Brief.
An exact copy of every record is needed.

** Start **

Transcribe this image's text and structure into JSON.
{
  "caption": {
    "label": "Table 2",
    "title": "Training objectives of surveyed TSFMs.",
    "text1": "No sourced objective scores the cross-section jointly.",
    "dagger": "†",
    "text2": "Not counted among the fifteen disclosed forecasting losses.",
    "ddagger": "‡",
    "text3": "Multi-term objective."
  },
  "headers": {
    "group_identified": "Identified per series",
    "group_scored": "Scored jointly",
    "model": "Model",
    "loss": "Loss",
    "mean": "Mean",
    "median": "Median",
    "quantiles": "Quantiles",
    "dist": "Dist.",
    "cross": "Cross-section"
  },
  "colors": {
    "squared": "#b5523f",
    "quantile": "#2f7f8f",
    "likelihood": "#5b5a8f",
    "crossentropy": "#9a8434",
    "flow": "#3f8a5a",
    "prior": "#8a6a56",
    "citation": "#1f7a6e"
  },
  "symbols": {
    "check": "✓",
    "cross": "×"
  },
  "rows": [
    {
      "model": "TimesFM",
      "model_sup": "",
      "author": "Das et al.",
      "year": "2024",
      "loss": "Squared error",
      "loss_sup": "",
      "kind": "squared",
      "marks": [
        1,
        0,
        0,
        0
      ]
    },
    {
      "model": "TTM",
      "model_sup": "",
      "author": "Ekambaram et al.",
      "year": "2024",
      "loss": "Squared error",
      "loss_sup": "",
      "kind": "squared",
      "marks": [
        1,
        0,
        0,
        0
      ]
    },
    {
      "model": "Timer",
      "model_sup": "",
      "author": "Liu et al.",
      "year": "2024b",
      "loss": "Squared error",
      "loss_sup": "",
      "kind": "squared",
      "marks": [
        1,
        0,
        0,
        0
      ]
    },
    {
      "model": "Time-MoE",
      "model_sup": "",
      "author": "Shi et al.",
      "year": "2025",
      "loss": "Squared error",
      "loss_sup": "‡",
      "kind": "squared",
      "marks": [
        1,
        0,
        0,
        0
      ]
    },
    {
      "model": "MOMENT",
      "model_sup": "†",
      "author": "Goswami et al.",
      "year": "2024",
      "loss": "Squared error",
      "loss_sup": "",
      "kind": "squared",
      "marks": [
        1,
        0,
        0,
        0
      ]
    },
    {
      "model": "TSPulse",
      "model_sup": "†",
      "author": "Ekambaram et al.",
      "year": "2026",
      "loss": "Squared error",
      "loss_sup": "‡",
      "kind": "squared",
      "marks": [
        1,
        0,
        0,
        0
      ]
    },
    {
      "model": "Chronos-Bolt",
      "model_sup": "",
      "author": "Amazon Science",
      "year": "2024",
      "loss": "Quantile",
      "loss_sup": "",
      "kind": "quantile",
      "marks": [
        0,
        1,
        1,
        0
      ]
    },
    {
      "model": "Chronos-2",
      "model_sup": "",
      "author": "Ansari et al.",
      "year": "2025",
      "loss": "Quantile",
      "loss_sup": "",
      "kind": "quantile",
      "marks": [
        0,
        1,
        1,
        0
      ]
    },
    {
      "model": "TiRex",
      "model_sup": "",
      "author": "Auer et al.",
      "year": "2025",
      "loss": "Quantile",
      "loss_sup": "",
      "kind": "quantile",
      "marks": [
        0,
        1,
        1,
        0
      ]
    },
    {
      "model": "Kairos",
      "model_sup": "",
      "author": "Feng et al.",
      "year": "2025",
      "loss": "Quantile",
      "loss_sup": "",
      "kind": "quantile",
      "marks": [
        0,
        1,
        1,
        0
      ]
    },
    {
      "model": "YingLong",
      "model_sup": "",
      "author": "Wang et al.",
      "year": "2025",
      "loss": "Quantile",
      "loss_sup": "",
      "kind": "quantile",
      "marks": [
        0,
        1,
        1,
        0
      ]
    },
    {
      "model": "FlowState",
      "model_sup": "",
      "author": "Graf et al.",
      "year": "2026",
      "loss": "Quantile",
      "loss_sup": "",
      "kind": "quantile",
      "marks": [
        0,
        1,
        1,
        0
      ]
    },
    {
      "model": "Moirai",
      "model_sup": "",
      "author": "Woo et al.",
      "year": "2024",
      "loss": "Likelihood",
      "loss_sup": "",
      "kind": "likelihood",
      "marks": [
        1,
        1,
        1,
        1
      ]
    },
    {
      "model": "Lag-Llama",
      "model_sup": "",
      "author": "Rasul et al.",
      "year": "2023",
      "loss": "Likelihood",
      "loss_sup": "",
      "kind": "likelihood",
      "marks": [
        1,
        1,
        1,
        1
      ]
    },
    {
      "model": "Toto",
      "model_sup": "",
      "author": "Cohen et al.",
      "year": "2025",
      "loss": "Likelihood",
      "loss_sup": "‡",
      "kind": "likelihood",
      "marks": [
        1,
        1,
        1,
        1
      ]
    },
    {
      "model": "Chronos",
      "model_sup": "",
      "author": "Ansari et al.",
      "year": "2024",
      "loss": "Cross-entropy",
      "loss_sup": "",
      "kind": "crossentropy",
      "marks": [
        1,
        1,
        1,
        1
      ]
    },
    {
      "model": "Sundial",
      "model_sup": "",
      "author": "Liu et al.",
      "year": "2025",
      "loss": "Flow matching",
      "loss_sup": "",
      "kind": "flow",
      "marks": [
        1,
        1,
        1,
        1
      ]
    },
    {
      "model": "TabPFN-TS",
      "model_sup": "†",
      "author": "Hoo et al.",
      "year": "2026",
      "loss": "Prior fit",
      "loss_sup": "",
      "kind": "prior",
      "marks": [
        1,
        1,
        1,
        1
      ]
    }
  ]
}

** End **

The output.
Transcribe this image's text and structure into JSON.
{
  "caption": {
    "label": "Table 2",
    "title": "Training objectives of surveyed TSFMs.",
    "text1": "No sourced objective scores the cross-section jointly.",
    "dagger": "†",
    "text2": "Not counted among the fifteen disclosed forecasting losses.",
    "ddagger": "‡",
    "text3": "Multi-term objective."
  },
  "headers": {
    "group_identified": "Identified per series",
    "group_scored": "Scored jointly",
    "model": "Model",
    "loss": "Loss",
    "mean": "Mean",
    "median": "Median",
    "quantiles": "Quantiles",
    "dist": "Dist.",
    "cross": "Cross-section"
  },
  "colors": {
    "squared": "#b5523f",
    "quantile": "#2f7f8f",
    "likelihood": "#5b5a8f",
    "crossentropy": "#9a8434",
    "flow": "#3f8a5a",
    "prior": "#8a6a56",
    "citation": "#1f7a6e"
  },
  "symbols": {
    "check": "✓",
    "cross": "×"
  },
  "rows": [
    {
      "model": "TimesFM",
      "model_sup": "",
      "author": "Das et al.",
      "year": "2024",
      "loss": "Squared error",
      "loss_sup": "",
      "kind": "squared",
      "marks": [
        1,
        0,
        0,
        0
      ]
    },
    {
      "model": "TTM",
      "model_sup": "",
      "author": "Ekambaram et al.",
      "year": "2024",
      "loss": "Squared error",
      "loss_sup": "",
      "kind": "squared",
      "marks": [
        1,
        0,
        0,
        0
      ]
    },
    {
      "model": "Timer",
      "model_sup": "",
      "author": "Liu et al.",
      "year": "2024b",
      "loss": "Squared error",
      "loss_sup": "",
      "kind": "squared",
      "marks": [
        1,
        0,
        0,
        0
      ]
    },
    {
      "model": "Time-MoE",
      "model_sup": "",
      "author": "Shi et al.",
      "year": "2025",
      "loss": "Squared error",
      "loss_sup": "‡",
      "kind": "squared",
      "marks": [
        1,
        0,
        0,
        0
      ]
    },
    {
      "model": "MOMENT",
      "model_sup": "†",
      "author": "Goswami et al.",
      "year": "2024",
      "loss": "Squared error",
      "loss_sup": "",
      "kind": "squared",
      "marks": [
        1,
        0,
        0,
        0
      ]
    },
    {
      "model": "TSPulse",
      "model_sup": "†",
      "author": "Ekambaram et al.",
      "year": "2026",
      "loss": "Squared error",
      "loss_sup": "‡",
      "kind": "squared",
      "marks": [
        1,
        0,
        0,
        0
      ]
    },
    {
      "model": "Chronos-Bolt",
      "model_sup": "",
      "author": "Amazon Science",
      "year": "2024",
      "loss": "Quantile",
      "loss_sup": "",
      "kind": "quantile",
      "marks": [
        0,
        1,
        1,
        0
      ]
    },
    {
      "model": "Chronos-2",
      "model_sup": "",
      "author": "Ansari et al.",
      "year": "2025",
      "loss": "Quantile",
      "loss_sup": "",
      "kind": "quantile",
      "marks": [
        0,
        1,
        1,
        0
      ]
    },
    {
      "model": "TiRex",
      "model_sup": "",
      "author": "Auer et al.",
      "year": "2025",
      "loss": "Quantile",
      "loss_sup": "",
      "kind": "quantile",
      "marks": [
        0,
        1,
        1,
        0
      ]
    },
    {
      "model": "Kairos",
      "model_sup": "",
      "author": "Feng et al.",
      "year": "2025",
      "loss": "Quantile",
      "loss_sup": "",
      "kind": "quantile",
      "marks": [
        0,
        1,
        1,
        0
      ]
    },
    {
      "model": "YingLong",
      "model_sup": "",
      "author": "Wang et al.",
      "year": "2025",
      "loss": "Quantile",
      "loss_sup": "",
      "kind": "quantile",
      "marks": [
        0,
        1,
        1,
        0
      ]
    },
    {
      "model": "FlowState",
      "model_sup": "",
      "author": "Graf et al.",
      "year": "2026",
      "loss": "Quantile",
      "loss_sup": "",
      "kind": "quantile",
      "marks": [
        0,
        1,
        1,
        0
      ]
    },
    {
      "model": "Moirai",
      "model_sup": "",
      "author": "Woo et al.",
      "year": "2024",
      "loss": "Likelihood",
      "loss_sup": "",
      "kind": "likelihood",
      "marks": [
        1,
        1,
        1,
        1
      ]
    },
    {
      "model": "Lag-Llama",
      "model_sup": "",
      "author": "Rasul et al.",
      "year": "2023",
      "loss": "Likelihood",
      "loss_sup": "",
      "kind": "likelihood",
      "marks": [
        1,
        1,
        1,
        1
      ]
    },
    {
      "model": "Toto",
      "model_sup": "",
      "author": "Cohen et al.",
      "year": "2025",
      "loss": "Likelihood",
      "loss_sup": "‡",
      "kind": "likelihood",
      "marks": [
        1,
        1,
        1,
        1
      ]
    },
    {
      "model": "Chronos",
      "model_sup": "",
      "author": "Ansari et al.",
      "year": "2024",
      "loss": "Cross-entropy",
      "loss_sup": "",
      "kind": "crossentropy",
      "marks": [
        1,
        1,
        1,
        1
      ]
    },
    {
      "model": "Sundial",
      "model_sup": "",
      "author": "Liu et al.",
      "year": "2025",
      "loss": "Flow matching",
      "loss_sup": "",
      "kind": "flow",
      "marks": [
        1,
        1,
        1,
        1
      ]
    },
    {
      "model": "TabPFN-TS",
      "model_sup": "†",
      "author": "Hoo et al.",
      "year": "2026",
      "loss": "Prior fit",
      "loss_sup": "",
      "kind": "prior",
      "marks": [
        1,
        1,
        1,
        1
      ]
    }
  ]
}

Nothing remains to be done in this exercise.